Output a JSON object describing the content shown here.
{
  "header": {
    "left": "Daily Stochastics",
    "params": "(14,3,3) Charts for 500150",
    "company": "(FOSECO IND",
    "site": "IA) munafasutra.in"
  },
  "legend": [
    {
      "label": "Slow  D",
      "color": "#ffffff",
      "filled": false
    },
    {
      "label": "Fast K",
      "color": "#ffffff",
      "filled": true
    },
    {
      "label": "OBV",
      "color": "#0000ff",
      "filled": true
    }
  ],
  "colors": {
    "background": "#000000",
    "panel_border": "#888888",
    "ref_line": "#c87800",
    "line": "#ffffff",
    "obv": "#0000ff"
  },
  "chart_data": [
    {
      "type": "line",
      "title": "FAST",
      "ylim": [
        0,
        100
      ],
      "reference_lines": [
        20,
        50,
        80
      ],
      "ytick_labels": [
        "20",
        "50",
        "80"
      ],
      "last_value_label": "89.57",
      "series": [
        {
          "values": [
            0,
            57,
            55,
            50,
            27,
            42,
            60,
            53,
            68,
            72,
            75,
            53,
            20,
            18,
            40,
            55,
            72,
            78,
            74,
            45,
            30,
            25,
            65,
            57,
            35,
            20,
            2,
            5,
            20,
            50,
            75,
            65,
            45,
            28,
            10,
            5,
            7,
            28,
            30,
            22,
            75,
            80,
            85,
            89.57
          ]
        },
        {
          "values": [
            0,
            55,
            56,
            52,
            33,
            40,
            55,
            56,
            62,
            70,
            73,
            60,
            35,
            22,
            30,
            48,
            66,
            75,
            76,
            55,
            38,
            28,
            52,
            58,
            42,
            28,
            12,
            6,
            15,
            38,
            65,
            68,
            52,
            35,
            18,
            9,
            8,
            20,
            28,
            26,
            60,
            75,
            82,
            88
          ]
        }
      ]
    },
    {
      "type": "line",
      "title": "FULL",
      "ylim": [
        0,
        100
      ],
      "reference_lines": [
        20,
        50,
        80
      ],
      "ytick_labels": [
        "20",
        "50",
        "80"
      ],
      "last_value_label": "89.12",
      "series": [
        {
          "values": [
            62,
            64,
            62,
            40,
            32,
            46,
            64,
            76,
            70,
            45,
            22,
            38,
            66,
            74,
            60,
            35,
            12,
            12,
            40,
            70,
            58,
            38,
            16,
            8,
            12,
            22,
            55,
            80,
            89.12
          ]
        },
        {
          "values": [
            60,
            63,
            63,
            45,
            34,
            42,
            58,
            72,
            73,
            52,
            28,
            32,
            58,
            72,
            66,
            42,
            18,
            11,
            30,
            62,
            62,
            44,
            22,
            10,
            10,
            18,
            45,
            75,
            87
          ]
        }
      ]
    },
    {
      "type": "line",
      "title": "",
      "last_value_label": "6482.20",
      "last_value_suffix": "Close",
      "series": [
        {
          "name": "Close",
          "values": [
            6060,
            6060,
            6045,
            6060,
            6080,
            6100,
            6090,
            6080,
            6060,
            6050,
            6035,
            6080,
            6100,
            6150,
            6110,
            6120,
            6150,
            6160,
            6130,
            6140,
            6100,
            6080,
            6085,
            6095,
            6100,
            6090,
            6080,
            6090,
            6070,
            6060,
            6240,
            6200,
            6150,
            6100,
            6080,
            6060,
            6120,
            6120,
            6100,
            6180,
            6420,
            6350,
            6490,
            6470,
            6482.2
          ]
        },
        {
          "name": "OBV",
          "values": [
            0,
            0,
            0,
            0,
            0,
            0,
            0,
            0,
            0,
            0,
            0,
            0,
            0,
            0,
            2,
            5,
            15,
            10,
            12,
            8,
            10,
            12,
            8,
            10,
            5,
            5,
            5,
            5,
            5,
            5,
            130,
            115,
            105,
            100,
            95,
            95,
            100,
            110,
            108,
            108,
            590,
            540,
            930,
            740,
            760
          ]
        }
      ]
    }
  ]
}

────────

WRITTEN TASK -
Can you give every line above again, exactly as written?

RESULT OF THIS EXERCISE -
Output a JSON object describing the content shown here.
{
  "header": {
    "left": "Daily Stochastics",
    "params": "(14,3,3) Charts for 500150",
    "company": "(FOSECO IND",
    "site": "IA) munafasutra.in"
  },
  "legend": [
    {
      "label": "Slow  D",
      "color": "#ffffff",
      "filled": false
    },
    {
      "label": "Fast K",
      "color": "#ffffff",
      "filled": true
    },
    {
      "label": "OBV",
      "color": "#0000ff",
      "filled": true
    }
  ],
  "colors": {
    "background": "#000000",
    "panel_border": "#888888",
    "ref_line": "#c87800",
    "line": "#ffffff",
    "obv": "#0000ff"
  },
  "chart_data": [
    {
      "type": "line",
      "title": "FAST",
      "ylim": [
        0,
        100
      ],
      "reference_lines": [
        20,
        50,
        80
      ],
      "ytick_labels": [
        "20",
        "50",
        "80"
      ],
      "last_value_label": "89.57",
      "series": [
        {
          "values": [
            0,
            57,
            55,
            50,
            27,
            42,
            60,
            53,
            68,
            72,
            75,
            53,
            20,
            18,
            40,
            55,
            72,
            78,
            74,
            45,
            30,
            25,
            65,
            57,
            35,
            20,
            2,
            5,
            20,
            50,
            75,
            65,
            45,
            28,
            10,
            5,
            7,
            28,
            30,
            22,
            75,
            80,
            85,
            89.57
          ]
        },
        {
          "values": [
            0,
            55,
            56,
            52,
            33,
            40,
            55,
            56,
            62,
            70,
            73,
            60,
            35,
            22,
            30,
            48,
            66,
            75,
            76,
            55,
            38,
            28,
            52,
            58,
            42,
            28,
            12,
            6,
            15,
            38,
            65,
            68,
            52,
            35,
            18,
            9,
            8,
            20,
            28,
            26,
            60,
            75,
            82,
            88
          ]
        }
      ]
    },
    {
      "type": "line",
      "title": "FULL",
      "ylim": [
        0,
        100
      ],
      "reference_lines": [
        20,
        50,
        80
      ],
      "ytick_labels": [
        "20",
        "50",
        "80"
      ],
      "last_value_label": "89.12",
      "series": [
        {
          "values": [
            62,
            64,
            62,
            40,
            32,
            46,
            64,
            76,
            70,
            45,
            22,
            38,
            66,
            74,
            60,
            35,
            12,
            12,
            40,
            70,
            58,
            38,
            16,
            8,
            12,
            22,
            55,
            80,
            89.12
          ]
        },
        {
          "values": [
            60,
            63,
            63,
            45,
            34,
            42,
            58,
            72,
            73,
            52,
            28,
            32,
            58,
            72,
            66,
            42,
            18,
            11,
            30,
            62,
            62,
            44,
            22,
            10,
            10,
            18,
            45,
            75,
            87
          ]
        }
      ]
    },
    {
      "type": "line",
      "title": "",
      "last_value_label": "6482.20",
      "last_value_suffix": "Close",
      "series": [
        {
          "name": "Close",
          "values": [
            6060,
            6060,
            6045,
            6060,
            6080,
            6100,
            6090,
            6080,
            6060,
            6050,
            6035,
            6080,
            6100,
            6150,
            6110,
            6120,
            6150,
            6160,
            6130,
            6140,
            6100,
            6080,
            6085,
            6095,
            6100,
            6090,
            6080,
            6090,
            6070,
            6060,
            6240,
            6200,
            6150,
            6100,
            6080,
            6060,
            6120,
            6120,
            6100,
            6180,
            6420,
            6350,
            6490,
            6470,
            6482.2
          ]
        },
        {
          "name": "OBV",
          "values": [
            0,
            0,
            0,
            0,
            0,
            0,
            0,
            0,
            0,
            0,
            0,
            0,
            0,
            0,
            2,
            5,
            15,
            10,
            12,
            8,
            10,
            12,
            8,
            10,
            5,
            5,
            5,
            5,
            5,
            5,
            130,
            115,
            105,
            100,
            95,
            95,
            100,
            110,
            108,
            108,
            590,
            540,
            930,
            740,
            760
          ]
        }
      ]
    }
  ]
}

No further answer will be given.